▶ **WRITTEN TASK**
Find the number of lines below in which the word "title" appears, and write that number only.

┌──

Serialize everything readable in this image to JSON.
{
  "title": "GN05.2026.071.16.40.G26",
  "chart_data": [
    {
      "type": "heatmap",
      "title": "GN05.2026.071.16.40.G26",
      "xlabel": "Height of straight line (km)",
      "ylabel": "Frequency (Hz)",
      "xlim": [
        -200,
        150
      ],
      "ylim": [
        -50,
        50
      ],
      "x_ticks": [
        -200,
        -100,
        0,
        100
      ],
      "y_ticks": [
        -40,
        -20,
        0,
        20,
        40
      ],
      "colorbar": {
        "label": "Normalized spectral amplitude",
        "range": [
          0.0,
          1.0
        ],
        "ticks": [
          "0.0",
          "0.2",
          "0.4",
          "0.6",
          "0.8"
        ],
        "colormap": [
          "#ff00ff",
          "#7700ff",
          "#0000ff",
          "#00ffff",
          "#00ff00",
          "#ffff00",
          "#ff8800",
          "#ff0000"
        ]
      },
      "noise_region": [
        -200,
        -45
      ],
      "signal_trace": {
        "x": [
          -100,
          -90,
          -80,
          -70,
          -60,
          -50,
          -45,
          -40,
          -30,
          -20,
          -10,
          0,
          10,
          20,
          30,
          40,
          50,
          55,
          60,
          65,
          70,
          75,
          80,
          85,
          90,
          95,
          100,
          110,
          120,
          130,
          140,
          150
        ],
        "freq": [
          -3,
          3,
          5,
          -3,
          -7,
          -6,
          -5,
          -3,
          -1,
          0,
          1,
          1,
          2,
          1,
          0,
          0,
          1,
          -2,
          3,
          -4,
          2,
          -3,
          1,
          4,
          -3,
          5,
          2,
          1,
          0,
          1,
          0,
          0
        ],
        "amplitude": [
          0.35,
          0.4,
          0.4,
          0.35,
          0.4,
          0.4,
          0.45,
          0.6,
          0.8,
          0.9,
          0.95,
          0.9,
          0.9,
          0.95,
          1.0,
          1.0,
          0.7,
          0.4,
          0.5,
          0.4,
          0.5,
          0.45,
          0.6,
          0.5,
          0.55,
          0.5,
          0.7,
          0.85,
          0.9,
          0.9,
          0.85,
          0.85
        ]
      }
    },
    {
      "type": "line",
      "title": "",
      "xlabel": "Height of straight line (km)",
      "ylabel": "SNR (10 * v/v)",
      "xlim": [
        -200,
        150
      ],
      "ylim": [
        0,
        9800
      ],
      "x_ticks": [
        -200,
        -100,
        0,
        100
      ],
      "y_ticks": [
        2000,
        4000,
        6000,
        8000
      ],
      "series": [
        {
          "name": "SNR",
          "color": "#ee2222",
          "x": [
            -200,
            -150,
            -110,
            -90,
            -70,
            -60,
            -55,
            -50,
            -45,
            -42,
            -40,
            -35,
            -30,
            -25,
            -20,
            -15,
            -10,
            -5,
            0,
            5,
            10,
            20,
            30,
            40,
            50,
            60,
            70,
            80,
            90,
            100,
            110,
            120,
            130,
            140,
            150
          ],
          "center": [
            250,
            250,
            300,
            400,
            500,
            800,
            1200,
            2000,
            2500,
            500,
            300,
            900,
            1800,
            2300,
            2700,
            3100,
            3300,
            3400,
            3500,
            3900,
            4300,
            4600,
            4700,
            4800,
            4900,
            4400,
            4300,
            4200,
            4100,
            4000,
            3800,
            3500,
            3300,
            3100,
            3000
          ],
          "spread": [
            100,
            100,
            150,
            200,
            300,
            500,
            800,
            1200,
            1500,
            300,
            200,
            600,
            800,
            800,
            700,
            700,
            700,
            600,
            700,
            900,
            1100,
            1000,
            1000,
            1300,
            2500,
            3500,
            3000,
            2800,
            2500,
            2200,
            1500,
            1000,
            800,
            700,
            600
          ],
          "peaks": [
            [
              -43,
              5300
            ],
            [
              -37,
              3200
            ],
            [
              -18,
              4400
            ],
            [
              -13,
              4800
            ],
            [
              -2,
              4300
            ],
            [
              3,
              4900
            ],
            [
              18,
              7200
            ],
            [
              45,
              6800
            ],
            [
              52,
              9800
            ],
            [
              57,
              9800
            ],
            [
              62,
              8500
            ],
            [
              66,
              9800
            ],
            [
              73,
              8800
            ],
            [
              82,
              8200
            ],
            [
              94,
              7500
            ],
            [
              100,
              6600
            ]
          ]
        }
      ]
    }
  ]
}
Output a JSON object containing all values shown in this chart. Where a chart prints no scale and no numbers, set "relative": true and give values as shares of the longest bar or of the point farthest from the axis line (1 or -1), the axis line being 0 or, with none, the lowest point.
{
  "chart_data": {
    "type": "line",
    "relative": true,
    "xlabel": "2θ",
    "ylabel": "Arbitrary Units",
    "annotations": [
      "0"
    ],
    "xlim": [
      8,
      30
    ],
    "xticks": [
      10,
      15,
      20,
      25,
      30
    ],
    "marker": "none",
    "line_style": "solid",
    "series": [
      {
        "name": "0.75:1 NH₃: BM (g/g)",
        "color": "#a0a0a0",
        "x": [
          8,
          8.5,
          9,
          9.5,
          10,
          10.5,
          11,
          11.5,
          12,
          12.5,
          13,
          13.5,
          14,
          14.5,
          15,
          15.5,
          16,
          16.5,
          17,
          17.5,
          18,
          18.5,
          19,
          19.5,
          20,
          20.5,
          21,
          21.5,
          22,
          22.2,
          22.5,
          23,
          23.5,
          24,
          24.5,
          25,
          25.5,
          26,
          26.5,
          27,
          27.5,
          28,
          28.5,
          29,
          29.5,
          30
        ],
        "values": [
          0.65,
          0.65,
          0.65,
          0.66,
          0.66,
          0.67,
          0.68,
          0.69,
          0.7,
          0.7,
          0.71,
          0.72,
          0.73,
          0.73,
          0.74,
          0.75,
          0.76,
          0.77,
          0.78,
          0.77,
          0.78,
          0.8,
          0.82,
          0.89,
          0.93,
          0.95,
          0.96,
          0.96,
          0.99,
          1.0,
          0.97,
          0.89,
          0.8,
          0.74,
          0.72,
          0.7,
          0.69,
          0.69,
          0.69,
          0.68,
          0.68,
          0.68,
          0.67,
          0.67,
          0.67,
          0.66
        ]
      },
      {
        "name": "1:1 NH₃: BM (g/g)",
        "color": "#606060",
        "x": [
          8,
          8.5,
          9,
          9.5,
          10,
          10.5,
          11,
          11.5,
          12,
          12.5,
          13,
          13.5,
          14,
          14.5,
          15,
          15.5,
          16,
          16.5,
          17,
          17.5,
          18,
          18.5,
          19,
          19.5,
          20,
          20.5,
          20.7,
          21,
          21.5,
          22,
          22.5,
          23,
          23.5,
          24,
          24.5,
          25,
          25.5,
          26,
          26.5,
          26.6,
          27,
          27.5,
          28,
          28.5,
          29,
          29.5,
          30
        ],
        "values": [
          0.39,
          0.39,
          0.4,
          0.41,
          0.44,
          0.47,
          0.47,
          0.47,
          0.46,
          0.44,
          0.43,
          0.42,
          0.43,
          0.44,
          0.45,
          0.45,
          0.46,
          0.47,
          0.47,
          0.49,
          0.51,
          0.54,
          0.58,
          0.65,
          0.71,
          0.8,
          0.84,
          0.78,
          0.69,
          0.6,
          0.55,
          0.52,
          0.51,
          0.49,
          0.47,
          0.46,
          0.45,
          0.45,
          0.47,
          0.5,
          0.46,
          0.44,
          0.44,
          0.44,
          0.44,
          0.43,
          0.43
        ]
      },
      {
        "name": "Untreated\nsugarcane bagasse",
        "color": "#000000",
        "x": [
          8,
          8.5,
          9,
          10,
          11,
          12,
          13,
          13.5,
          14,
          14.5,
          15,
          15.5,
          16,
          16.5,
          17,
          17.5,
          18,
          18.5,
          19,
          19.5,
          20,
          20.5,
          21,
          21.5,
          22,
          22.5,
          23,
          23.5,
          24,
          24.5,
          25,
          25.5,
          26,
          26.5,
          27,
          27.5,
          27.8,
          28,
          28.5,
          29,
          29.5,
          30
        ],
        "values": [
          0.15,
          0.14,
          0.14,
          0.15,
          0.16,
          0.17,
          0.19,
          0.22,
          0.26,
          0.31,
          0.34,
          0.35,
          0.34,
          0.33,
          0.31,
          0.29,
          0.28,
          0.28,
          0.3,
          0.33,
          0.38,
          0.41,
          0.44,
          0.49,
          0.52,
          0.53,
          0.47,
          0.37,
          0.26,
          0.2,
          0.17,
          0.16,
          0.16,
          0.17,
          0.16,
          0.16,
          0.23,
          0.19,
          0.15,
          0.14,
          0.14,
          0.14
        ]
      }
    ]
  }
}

└──

▶ **THE ANSWER**
3